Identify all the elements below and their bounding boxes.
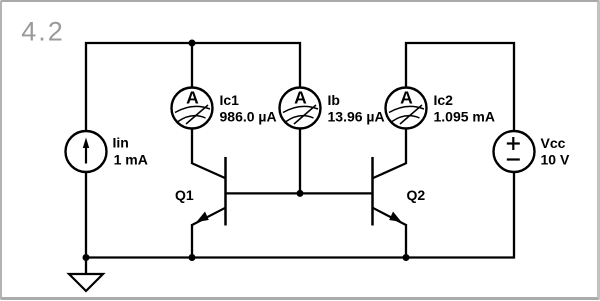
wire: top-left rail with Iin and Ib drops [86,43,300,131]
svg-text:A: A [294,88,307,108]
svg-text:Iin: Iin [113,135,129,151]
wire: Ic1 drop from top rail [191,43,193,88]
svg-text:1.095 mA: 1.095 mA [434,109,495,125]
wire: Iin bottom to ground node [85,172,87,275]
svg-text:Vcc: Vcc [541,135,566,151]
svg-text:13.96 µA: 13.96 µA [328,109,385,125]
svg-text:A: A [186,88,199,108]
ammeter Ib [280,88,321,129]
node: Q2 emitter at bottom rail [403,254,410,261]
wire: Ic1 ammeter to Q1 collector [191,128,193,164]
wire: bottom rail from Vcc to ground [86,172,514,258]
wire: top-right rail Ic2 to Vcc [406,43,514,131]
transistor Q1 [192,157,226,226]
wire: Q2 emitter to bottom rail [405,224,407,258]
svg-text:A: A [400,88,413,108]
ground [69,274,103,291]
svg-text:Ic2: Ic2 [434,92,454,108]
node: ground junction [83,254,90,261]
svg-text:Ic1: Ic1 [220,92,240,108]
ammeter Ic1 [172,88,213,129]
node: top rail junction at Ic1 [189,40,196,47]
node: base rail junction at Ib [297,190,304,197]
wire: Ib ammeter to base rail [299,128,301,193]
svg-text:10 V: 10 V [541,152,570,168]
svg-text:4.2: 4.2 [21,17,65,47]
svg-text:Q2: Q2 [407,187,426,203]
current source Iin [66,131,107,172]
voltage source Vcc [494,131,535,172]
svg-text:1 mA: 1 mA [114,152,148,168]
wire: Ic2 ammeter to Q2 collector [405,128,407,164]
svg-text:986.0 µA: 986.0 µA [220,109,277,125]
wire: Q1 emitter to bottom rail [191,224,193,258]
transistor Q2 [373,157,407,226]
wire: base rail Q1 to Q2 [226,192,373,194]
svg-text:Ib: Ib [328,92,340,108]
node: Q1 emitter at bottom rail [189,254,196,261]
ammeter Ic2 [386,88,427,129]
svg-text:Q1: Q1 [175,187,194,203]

********************

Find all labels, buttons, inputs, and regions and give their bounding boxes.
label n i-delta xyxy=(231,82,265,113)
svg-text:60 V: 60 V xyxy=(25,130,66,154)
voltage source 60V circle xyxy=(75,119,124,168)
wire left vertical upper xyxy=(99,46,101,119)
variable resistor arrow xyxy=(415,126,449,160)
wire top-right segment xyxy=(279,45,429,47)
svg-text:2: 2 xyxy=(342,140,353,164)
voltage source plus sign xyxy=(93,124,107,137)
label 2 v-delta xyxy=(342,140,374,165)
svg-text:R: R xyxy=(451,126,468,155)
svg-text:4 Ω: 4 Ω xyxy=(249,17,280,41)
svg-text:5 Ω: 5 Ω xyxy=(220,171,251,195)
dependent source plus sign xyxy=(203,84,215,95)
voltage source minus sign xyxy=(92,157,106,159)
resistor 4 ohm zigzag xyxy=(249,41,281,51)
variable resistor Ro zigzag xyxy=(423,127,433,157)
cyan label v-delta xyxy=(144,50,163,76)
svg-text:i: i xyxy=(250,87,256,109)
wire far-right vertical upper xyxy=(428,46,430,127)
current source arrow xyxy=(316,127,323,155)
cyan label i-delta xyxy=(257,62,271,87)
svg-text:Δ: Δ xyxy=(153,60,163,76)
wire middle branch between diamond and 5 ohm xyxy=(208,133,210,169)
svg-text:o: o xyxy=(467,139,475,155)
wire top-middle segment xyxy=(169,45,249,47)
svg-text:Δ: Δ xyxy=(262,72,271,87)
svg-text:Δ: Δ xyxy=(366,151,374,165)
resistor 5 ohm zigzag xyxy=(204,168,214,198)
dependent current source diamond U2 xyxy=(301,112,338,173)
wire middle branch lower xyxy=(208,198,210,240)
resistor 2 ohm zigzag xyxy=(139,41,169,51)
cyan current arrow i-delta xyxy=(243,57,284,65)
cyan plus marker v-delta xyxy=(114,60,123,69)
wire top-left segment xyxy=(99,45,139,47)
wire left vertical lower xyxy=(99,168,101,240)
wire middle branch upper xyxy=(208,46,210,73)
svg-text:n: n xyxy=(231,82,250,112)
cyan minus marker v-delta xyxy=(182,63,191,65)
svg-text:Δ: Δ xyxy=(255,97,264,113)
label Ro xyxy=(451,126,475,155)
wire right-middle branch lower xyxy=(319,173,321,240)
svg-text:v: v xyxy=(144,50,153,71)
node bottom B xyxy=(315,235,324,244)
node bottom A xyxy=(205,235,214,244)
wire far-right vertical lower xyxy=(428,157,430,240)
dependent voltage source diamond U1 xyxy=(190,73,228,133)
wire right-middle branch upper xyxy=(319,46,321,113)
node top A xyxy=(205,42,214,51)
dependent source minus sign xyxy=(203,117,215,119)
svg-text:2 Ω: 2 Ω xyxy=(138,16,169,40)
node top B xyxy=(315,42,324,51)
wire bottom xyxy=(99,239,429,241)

********************

TASK DESCRIPTION
Copy the listing lines word for word, from the line with "Find all labels, buttons, inputs, and" up to and including the line with "svg-text:4 Ω: 4 Ω xyxy=(249,17,280,41)".

TASK OUTPUT
Find all labels, buttons, inputs, and regions and give their bounding boxes.
label n i-delta xyxy=(231,82,265,113)
svg-text:60 V: 60 V xyxy=(25,130,66,154)
voltage source 60V circle xyxy=(75,119,124,168)
wire left vertical upper xyxy=(99,46,101,119)
variable resistor arrow xyxy=(415,126,449,160)
wire top-right segment xyxy=(279,45,429,47)
svg-text:2: 2 xyxy=(342,140,353,164)
voltage source plus sign xyxy=(93,124,107,137)
label 2 v-delta xyxy=(342,140,374,165)
svg-text:R: R xyxy=(451,126,468,155)
svg-text:4 Ω: 4 Ω xyxy=(249,17,280,41)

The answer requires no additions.